■ THE PROBLEM
Pick out every line with the word "France" and copy it.

■ DATA SHOWN
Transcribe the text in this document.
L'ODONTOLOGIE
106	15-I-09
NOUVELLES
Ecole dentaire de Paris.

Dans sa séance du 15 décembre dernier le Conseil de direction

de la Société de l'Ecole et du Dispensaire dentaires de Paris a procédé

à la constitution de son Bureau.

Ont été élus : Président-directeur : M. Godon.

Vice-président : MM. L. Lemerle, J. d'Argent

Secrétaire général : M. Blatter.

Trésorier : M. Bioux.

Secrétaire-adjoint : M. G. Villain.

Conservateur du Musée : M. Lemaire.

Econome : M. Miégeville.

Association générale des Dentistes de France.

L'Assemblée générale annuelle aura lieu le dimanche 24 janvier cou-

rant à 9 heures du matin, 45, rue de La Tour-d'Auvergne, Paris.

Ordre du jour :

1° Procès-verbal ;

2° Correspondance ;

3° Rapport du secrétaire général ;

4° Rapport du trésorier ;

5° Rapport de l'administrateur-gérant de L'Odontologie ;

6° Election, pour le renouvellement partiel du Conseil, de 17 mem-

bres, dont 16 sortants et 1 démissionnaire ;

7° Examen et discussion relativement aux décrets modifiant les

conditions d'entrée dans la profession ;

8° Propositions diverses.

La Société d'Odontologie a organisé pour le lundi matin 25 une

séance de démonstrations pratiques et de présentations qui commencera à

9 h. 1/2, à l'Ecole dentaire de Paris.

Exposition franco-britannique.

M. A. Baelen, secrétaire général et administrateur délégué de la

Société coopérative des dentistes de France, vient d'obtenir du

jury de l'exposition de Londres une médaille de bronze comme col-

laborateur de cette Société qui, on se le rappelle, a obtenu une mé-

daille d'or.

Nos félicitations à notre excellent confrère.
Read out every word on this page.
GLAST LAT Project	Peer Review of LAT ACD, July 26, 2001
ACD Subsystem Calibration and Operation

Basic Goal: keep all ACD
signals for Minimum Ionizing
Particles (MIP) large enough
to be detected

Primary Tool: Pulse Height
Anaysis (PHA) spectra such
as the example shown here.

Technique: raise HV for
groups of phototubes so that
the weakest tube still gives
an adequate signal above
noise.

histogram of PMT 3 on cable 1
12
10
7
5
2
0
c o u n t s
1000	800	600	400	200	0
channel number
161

■ WRITTEN ANSWER
Association générale des Dentistes de France.
Société coopérative des dentistes de France, vient d'obtenir du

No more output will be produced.